* MATERIAL PROVIDED
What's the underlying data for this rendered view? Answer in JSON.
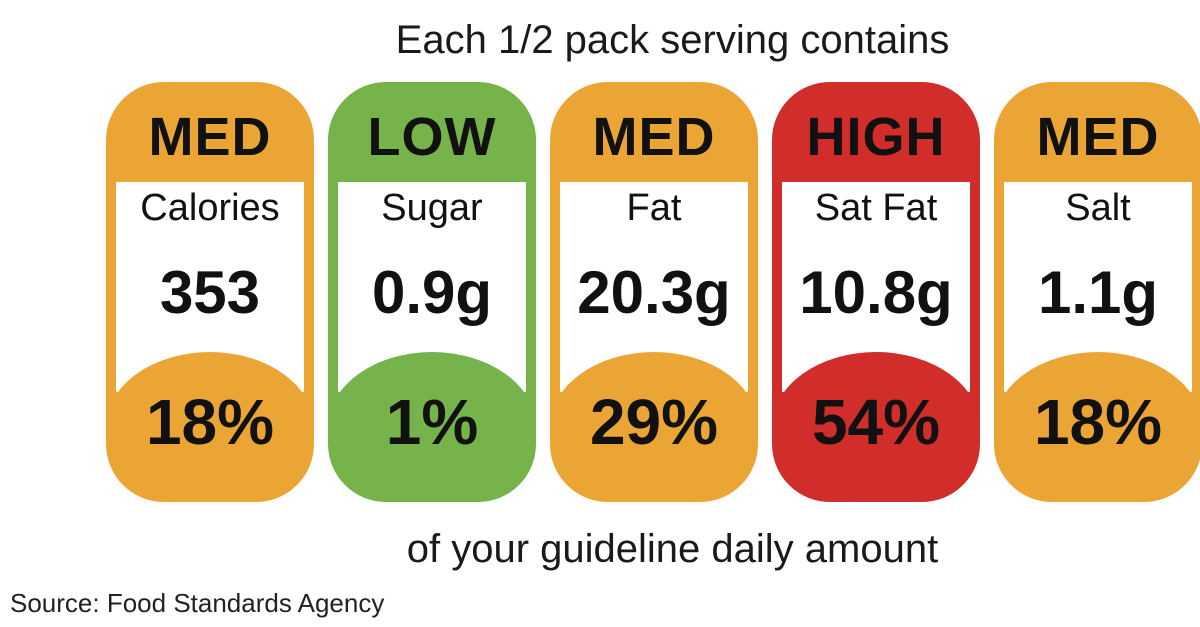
{
  "header": {
    "title": "Each 1/2 pack serving contains"
  },
  "footer": {
    "caption": "of your guideline daily amount"
  },
  "source": {
    "text": "Source: Food Standards Agency"
  },
  "colors": {
    "MED": "#eba535",
    "LOW": "#76b34a",
    "HIGH": "#d12d2a"
  },
  "items": [
    {
      "level": "MED",
      "nutrient": "Calories",
      "amount": "353",
      "percent": "18%"
    },
    {
      "level": "LOW",
      "nutrient": "Sugar",
      "amount": "0.9g",
      "percent": "1%"
    },
    {
      "level": "MED",
      "nutrient": "Fat",
      "amount": "20.3g",
      "percent": "29%"
    },
    {
      "level": "HIGH",
      "nutrient": "Sat Fat",
      "amount": "10.8g",
      "percent": "54%"
    },
    {
      "level": "MED",
      "nutrient": "Salt",
      "amount": "1.1g",
      "percent": "18%"
    }
  ]
}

* YOUR OBJECTIVE
Without the pictures, output the full listing exactly as it stands.

* SOLVED PROBLEM
What's the underlying data for this rendered view? Answer in JSON.
{
  "header": {
    "title": "Each 1/2 pack serving contains"
  },
  "footer": {
    "caption": "of your guideline daily amount"
  },
  "source": {
    "text": "Source: Food Standards Agency"
  },
  "colors": {
    "MED": "#eba535",
    "LOW": "#76b34a",
    "HIGH": "#d12d2a"
  },
  "items": [
    {
      "level": "MED",
      "nutrient": "Calories",
      "amount": "353",
      "percent": "18%"
    },
    {
      "level": "LOW",
      "nutrient": "Sugar",
      "amount": "0.9g",
      "percent": "1%"
    },
    {
      "level": "MED",
      "nutrient": "Fat",
      "amount": "20.3g",
      "percent": "29%"
    },
    {
      "level": "HIGH",
      "nutrient": "Sat Fat",
      "amount": "10.8g",
      "percent": "54%"
    },
    {
      "level": "MED",
      "nutrient": "Salt",
      "amount": "1.1g",
      "percent": "18%"
    }
  ]
}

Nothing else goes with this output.